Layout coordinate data
------

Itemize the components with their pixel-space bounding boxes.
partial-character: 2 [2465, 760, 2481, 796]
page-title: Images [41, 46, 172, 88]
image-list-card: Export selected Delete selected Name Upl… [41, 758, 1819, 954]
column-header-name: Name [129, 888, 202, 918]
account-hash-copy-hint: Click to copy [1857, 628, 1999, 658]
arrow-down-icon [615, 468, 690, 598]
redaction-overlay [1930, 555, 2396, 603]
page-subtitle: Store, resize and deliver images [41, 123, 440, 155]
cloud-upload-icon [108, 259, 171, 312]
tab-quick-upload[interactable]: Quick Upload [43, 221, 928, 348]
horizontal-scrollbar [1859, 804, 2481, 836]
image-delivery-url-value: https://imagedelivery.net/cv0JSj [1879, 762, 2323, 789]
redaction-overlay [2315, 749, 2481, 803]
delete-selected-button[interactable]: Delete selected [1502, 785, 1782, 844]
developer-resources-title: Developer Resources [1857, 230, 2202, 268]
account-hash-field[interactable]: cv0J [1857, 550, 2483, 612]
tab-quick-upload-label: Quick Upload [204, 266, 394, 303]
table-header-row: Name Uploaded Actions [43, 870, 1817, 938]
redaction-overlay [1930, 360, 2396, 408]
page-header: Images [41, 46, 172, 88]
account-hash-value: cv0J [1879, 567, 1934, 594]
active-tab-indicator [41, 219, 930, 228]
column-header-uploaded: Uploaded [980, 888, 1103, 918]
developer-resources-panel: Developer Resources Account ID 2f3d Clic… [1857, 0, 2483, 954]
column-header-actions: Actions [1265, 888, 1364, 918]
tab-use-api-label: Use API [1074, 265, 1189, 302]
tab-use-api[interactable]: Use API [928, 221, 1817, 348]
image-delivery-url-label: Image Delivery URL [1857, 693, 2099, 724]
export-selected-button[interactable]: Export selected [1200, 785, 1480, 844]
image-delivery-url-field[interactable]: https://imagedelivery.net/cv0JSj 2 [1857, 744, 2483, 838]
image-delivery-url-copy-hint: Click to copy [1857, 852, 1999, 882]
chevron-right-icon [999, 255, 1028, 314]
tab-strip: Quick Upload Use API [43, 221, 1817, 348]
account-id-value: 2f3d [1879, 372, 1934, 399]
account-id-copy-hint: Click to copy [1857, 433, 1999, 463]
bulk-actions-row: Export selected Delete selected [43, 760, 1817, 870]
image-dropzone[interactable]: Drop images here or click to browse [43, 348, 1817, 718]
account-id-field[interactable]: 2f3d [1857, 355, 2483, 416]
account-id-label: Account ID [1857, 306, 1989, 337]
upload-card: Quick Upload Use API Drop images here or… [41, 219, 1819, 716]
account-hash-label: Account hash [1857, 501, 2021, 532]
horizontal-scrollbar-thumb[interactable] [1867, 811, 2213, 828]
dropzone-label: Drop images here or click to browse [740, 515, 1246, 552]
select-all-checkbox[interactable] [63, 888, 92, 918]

------

### What you need to do
Please retype the rows without any changes, starting at the first one and ending at the line that contains "account-id-label: Account ID", with both of those lines included.

### Written solution
Itemize the components with their pixel-space bounding boxes.
partial-character: 2 [2465, 760, 2481, 796]
page-title: Images [41, 46, 172, 88]
image-list-card: Export selected Delete selected Name Upl… [41, 758, 1819, 954]
column-header-name: Name [129, 888, 202, 918]
account-hash-copy-hint: Click to copy [1857, 628, 1999, 658]
arrow-down-icon [615, 468, 690, 598]
redaction-overlay [1930, 555, 2396, 603]
page-subtitle: Store, resize and deliver images [41, 123, 440, 155]
cloud-upload-icon [108, 259, 171, 312]
tab-quick-upload[interactable]: Quick Upload [43, 221, 928, 348]
horizontal-scrollbar [1859, 804, 2481, 836]
image-delivery-url-value: https://imagedelivery.net/cv0JSj [1879, 762, 2323, 789]
redaction-overlay [2315, 749, 2481, 803]
delete-selected-button[interactable]: Delete selected [1502, 785, 1782, 844]
developer-resources-title: Developer Resources [1857, 230, 2202, 268]
account-hash-field[interactable]: cv0J [1857, 550, 2483, 612]
tab-quick-upload-label: Quick Upload [204, 266, 394, 303]
table-header-row: Name Uploaded Actions [43, 870, 1817, 938]
redaction-overlay [1930, 360, 2396, 408]
page-header: Images [41, 46, 172, 88]
account-hash-value: cv0J [1879, 567, 1934, 594]
active-tab-indicator [41, 219, 930, 228]
column-header-uploaded: Uploaded [980, 888, 1103, 918]
developer-resources-panel: Developer Resources Account ID 2f3d Clic… [1857, 0, 2483, 954]
column-header-actions: Actions [1265, 888, 1364, 918]
tab-use-api-label: Use API [1074, 265, 1189, 302]
tab-use-api[interactable]: Use API [928, 221, 1817, 348]
image-delivery-url-label: Image Delivery URL [1857, 693, 2099, 724]
export-selected-button[interactable]: Export selected [1200, 785, 1480, 844]
image-delivery-url-field[interactable]: https://imagedelivery.net/cv0JSj 2 [1857, 744, 2483, 838]
image-delivery-url-copy-hint: Click to copy [1857, 852, 1999, 882]
chevron-right-icon [999, 255, 1028, 314]
tab-strip: Quick Upload Use API [43, 221, 1817, 348]
account-id-value: 2f3d [1879, 372, 1934, 399]
account-id-copy-hint: Click to copy [1857, 433, 1999, 463]
bulk-actions-row: Export selected Delete selected [43, 760, 1817, 870]
image-dropzone[interactable]: Drop images here or click to browse [43, 348, 1817, 718]
account-id-field[interactable]: 2f3d [1857, 355, 2483, 416]
account-id-label: Account ID [1857, 306, 1989, 337]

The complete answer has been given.